» WHAT IS EXPECTED: Copy the items verbatim, starting at their first line and stopping after the line that contains "y-tick-percent-label: -0,51% [1043, 940, 1129, 970]".

» SUPPLIED DATA:

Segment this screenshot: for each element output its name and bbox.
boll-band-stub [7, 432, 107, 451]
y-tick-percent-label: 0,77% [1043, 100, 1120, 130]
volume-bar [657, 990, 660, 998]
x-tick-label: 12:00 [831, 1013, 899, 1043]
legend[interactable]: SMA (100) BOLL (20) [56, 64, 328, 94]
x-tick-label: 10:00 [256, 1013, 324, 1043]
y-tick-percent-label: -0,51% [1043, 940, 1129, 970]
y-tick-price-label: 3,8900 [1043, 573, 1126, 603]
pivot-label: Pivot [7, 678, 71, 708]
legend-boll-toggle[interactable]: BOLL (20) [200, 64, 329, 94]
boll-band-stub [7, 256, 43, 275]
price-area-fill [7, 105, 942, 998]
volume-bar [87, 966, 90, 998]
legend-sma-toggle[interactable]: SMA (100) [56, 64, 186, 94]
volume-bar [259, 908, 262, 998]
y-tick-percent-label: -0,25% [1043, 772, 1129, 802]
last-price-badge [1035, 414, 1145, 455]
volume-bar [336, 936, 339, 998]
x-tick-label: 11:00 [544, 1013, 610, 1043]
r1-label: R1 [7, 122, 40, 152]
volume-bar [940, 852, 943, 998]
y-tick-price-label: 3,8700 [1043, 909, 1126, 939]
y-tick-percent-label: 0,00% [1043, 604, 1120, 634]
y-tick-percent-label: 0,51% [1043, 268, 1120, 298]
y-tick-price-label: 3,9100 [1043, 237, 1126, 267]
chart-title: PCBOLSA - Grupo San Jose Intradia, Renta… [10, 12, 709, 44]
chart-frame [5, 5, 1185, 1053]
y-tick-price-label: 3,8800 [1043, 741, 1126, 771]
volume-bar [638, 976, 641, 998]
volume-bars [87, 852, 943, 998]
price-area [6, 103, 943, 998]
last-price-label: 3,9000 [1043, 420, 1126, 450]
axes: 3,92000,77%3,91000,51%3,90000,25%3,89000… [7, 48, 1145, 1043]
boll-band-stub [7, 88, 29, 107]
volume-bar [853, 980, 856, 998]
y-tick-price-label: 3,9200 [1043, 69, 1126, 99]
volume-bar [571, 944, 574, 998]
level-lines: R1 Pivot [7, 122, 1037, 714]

» EXERCISE RESPONSE:
Segment this screenshot: for each element output its name and bbox.
boll-band-stub [7, 432, 107, 451]
y-tick-percent-label: 0,77% [1043, 100, 1120, 130]
volume-bar [657, 990, 660, 998]
x-tick-label: 12:00 [831, 1013, 899, 1043]
legend[interactable]: SMA (100) BOLL (20) [56, 64, 328, 94]
x-tick-label: 10:00 [256, 1013, 324, 1043]
y-tick-percent-label: -0,51% [1043, 940, 1129, 970]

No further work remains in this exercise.